## [OBJECTIVE]
Give the count of lines in the data that include "Core", with no other words.

## [GIVEN RECORDS]

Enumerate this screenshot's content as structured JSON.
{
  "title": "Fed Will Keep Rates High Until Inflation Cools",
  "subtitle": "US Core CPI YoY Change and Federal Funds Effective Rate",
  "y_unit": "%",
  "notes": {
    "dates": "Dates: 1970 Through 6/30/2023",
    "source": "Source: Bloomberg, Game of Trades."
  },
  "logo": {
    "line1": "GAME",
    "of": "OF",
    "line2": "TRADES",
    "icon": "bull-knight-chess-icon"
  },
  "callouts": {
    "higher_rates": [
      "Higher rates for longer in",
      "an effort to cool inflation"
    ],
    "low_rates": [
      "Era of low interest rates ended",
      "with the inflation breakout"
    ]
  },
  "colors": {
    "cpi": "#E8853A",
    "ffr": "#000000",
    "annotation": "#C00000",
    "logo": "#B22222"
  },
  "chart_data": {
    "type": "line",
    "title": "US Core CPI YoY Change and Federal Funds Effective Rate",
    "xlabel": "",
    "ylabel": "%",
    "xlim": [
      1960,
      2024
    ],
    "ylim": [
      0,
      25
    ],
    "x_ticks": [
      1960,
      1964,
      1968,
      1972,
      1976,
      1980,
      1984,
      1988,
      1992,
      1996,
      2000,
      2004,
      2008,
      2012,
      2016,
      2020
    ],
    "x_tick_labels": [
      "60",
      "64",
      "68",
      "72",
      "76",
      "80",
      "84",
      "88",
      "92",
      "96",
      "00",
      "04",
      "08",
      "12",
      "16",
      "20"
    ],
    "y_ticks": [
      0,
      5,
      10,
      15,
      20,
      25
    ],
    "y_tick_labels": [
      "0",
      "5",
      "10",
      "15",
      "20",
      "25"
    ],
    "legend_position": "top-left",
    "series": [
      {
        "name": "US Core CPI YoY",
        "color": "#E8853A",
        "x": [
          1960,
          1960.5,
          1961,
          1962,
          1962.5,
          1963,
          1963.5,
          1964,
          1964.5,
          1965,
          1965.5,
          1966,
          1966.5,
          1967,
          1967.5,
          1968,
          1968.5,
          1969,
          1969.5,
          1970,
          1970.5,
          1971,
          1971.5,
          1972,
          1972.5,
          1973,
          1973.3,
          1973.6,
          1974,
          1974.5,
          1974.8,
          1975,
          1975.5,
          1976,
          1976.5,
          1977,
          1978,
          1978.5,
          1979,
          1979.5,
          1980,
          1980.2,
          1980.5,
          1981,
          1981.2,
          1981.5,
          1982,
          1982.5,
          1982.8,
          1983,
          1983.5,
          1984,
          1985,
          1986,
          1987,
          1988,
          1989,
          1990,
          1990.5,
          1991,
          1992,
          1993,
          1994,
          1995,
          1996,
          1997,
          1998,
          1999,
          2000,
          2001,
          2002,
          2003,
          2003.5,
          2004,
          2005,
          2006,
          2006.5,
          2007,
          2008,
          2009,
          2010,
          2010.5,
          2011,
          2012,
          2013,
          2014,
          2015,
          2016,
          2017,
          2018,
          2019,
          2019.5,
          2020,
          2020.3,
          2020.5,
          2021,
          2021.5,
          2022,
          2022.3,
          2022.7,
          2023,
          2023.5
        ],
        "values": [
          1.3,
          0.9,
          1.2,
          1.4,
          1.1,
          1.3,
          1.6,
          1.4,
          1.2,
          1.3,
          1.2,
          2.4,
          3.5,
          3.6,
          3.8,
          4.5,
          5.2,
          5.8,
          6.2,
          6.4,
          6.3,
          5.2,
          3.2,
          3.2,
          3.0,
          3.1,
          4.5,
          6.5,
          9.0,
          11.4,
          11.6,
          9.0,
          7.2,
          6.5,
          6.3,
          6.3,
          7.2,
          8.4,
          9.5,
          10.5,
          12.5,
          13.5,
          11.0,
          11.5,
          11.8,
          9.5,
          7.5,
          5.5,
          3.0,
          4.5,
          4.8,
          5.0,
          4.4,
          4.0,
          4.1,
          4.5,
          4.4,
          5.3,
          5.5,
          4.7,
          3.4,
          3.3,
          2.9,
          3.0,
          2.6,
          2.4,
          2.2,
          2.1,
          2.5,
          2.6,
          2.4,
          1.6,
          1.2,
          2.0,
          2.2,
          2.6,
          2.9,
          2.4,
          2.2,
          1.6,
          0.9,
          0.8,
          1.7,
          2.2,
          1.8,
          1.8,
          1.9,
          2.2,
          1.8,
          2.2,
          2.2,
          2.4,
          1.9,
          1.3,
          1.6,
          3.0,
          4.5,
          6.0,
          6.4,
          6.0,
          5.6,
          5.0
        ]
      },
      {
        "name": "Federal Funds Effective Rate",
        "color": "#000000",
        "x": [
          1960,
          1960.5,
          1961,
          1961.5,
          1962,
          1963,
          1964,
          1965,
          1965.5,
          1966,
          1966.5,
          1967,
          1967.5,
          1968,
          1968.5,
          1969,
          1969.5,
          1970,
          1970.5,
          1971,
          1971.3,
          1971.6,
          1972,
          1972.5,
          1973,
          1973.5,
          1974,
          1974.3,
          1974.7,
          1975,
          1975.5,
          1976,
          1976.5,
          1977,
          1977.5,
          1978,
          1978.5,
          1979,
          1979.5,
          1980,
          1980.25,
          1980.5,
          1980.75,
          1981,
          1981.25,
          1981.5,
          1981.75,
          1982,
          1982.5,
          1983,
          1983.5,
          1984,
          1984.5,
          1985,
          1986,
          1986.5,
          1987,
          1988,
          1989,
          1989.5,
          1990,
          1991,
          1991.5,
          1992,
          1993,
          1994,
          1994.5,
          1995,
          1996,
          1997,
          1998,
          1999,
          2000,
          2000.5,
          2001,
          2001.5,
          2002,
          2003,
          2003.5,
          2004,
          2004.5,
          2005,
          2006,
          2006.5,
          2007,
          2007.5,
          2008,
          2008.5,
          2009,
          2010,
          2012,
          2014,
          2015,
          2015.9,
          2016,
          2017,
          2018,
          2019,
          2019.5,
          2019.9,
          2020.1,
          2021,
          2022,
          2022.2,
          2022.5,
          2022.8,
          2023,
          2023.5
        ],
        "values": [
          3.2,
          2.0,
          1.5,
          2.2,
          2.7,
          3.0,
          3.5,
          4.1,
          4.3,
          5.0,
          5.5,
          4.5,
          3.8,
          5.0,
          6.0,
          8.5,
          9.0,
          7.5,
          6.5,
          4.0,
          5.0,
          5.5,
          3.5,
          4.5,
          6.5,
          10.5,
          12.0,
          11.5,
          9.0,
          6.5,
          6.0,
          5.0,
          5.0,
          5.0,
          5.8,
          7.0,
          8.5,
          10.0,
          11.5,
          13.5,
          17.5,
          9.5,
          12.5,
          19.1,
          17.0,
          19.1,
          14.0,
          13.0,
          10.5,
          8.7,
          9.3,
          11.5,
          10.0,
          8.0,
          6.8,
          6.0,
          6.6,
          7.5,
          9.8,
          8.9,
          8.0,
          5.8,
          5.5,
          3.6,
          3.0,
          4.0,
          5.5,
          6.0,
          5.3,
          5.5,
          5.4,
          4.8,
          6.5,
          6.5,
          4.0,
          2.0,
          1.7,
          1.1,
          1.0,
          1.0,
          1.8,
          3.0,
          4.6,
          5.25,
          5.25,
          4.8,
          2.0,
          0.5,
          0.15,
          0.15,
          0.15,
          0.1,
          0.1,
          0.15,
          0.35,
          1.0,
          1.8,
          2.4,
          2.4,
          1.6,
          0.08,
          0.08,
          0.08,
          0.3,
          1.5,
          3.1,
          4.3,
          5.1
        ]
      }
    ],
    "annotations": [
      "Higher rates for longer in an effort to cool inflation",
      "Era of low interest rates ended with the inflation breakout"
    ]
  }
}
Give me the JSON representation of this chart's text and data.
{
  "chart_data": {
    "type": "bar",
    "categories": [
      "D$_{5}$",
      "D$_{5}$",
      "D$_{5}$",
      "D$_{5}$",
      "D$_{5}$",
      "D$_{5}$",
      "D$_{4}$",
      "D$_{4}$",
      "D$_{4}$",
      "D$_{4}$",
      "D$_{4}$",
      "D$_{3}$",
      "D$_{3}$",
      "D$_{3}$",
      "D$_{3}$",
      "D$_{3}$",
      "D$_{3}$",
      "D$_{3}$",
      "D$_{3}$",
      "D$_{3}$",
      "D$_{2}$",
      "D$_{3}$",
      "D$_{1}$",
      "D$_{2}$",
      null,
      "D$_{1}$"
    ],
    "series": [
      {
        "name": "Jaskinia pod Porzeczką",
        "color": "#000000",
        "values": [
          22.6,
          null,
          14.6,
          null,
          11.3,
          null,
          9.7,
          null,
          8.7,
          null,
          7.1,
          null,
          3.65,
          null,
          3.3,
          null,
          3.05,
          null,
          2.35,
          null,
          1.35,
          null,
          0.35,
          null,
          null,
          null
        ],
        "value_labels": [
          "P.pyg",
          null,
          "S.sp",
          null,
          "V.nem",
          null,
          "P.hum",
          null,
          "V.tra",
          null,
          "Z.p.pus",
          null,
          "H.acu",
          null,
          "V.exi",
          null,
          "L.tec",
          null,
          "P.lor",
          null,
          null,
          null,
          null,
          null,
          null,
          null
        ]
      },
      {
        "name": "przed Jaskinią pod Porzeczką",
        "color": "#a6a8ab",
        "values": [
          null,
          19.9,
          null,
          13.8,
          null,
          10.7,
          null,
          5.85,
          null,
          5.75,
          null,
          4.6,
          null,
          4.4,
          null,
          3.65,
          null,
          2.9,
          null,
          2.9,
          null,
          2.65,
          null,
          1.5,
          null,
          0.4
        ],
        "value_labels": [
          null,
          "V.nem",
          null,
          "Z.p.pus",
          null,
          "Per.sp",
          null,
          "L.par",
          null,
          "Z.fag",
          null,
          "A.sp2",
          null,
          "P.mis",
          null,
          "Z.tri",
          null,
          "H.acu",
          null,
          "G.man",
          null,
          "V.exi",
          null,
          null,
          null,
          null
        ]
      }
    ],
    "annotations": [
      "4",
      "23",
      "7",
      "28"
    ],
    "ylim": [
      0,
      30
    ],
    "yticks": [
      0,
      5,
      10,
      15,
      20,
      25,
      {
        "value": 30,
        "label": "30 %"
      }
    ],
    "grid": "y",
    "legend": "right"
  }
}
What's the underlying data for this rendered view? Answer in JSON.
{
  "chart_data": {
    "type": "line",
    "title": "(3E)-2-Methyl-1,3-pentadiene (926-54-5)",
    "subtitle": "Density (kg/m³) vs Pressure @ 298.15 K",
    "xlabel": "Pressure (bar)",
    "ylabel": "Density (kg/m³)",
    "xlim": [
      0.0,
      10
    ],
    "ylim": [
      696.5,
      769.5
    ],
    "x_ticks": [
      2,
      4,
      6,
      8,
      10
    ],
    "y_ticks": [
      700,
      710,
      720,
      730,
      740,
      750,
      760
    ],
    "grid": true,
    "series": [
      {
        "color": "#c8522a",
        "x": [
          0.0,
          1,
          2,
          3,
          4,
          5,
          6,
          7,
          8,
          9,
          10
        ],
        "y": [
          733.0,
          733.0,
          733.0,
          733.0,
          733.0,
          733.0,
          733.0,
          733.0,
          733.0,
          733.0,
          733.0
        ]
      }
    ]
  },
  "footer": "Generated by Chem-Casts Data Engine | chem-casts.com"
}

## [RESPONSE TO THE EXERCISE]
3